Look below and pull out each line with the word "this".

Data entries
--- START ---

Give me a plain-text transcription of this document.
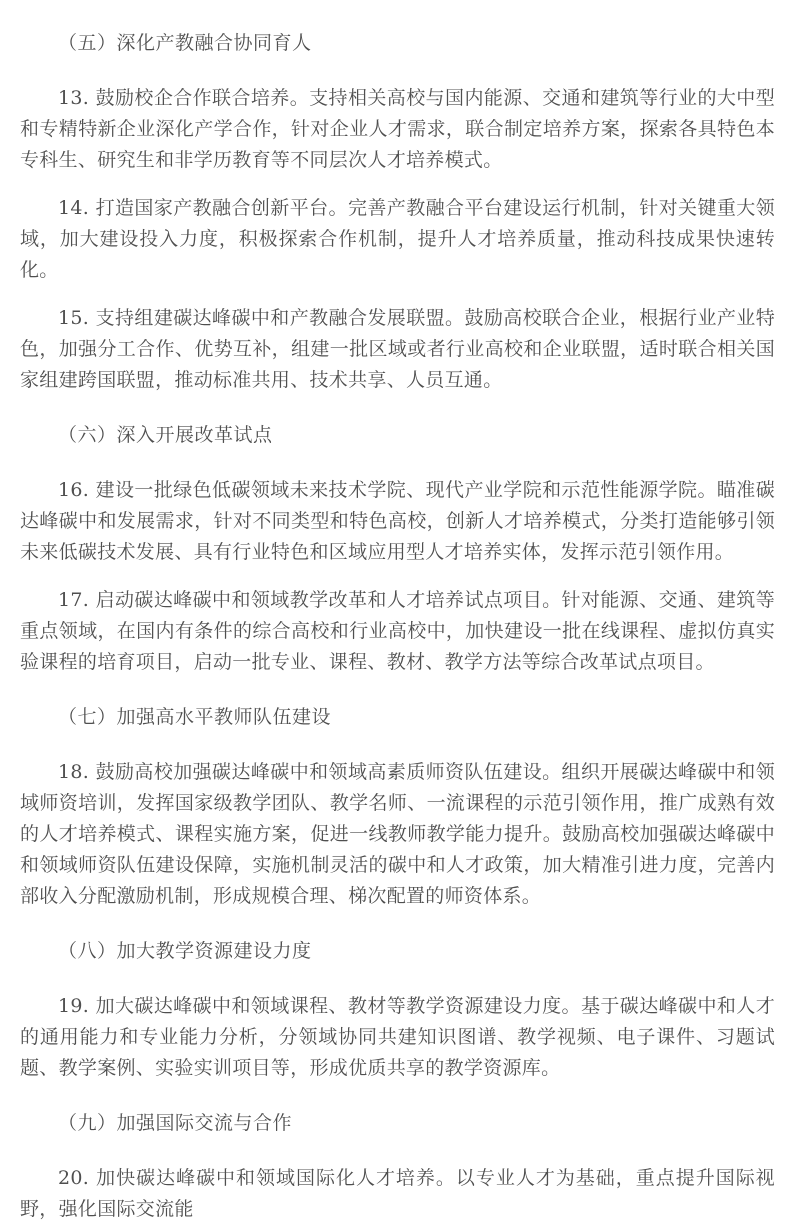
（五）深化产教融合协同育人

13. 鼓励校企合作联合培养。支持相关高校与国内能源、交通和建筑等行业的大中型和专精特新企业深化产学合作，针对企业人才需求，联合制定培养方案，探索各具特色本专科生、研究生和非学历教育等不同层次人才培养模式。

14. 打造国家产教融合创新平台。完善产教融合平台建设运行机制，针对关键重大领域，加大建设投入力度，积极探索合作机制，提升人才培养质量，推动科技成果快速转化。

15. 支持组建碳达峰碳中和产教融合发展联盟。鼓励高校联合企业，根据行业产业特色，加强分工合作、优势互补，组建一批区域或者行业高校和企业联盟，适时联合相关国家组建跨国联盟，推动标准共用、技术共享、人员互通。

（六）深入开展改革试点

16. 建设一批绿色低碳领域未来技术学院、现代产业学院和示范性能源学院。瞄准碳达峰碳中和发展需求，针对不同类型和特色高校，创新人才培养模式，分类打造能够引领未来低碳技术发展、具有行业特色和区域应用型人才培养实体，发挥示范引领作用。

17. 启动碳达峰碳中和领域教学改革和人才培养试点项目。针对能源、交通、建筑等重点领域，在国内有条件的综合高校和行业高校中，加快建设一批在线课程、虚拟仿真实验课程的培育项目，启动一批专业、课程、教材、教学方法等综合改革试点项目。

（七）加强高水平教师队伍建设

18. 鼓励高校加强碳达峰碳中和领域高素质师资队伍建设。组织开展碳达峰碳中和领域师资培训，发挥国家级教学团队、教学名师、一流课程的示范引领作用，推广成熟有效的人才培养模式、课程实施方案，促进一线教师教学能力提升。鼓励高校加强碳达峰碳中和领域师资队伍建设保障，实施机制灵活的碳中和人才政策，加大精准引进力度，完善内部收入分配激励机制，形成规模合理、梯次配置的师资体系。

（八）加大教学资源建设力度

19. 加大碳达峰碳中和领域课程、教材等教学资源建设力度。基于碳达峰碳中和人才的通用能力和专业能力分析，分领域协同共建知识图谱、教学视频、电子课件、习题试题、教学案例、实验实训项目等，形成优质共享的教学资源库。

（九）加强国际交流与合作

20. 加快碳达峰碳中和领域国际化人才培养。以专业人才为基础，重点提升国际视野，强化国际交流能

--- END ---
--- START ---

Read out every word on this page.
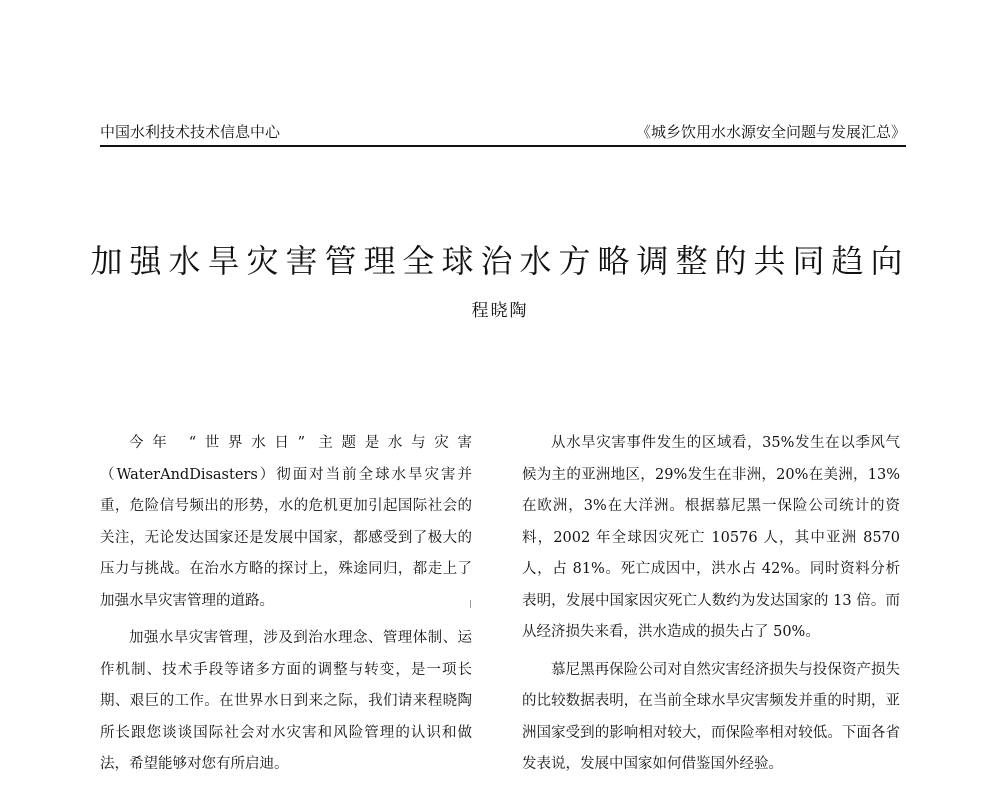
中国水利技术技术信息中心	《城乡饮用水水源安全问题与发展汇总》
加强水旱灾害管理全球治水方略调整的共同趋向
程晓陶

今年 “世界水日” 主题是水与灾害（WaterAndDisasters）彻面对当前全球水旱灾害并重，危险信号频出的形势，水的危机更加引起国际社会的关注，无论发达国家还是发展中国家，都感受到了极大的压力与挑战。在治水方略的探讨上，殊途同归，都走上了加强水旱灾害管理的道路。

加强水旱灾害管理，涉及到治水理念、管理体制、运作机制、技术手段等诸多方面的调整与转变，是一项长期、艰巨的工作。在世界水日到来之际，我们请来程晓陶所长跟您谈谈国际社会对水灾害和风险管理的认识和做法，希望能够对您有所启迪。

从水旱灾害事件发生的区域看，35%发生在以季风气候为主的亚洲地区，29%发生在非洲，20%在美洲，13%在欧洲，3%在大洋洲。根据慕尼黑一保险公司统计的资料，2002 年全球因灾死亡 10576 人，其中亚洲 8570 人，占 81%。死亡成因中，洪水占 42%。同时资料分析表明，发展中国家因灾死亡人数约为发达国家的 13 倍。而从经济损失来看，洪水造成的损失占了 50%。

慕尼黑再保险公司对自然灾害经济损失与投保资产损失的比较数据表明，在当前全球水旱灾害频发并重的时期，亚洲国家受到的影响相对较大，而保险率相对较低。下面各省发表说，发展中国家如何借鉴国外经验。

--- END ---

## Written response
Give me a plain-text transcription of this document.
Read out every word on this page.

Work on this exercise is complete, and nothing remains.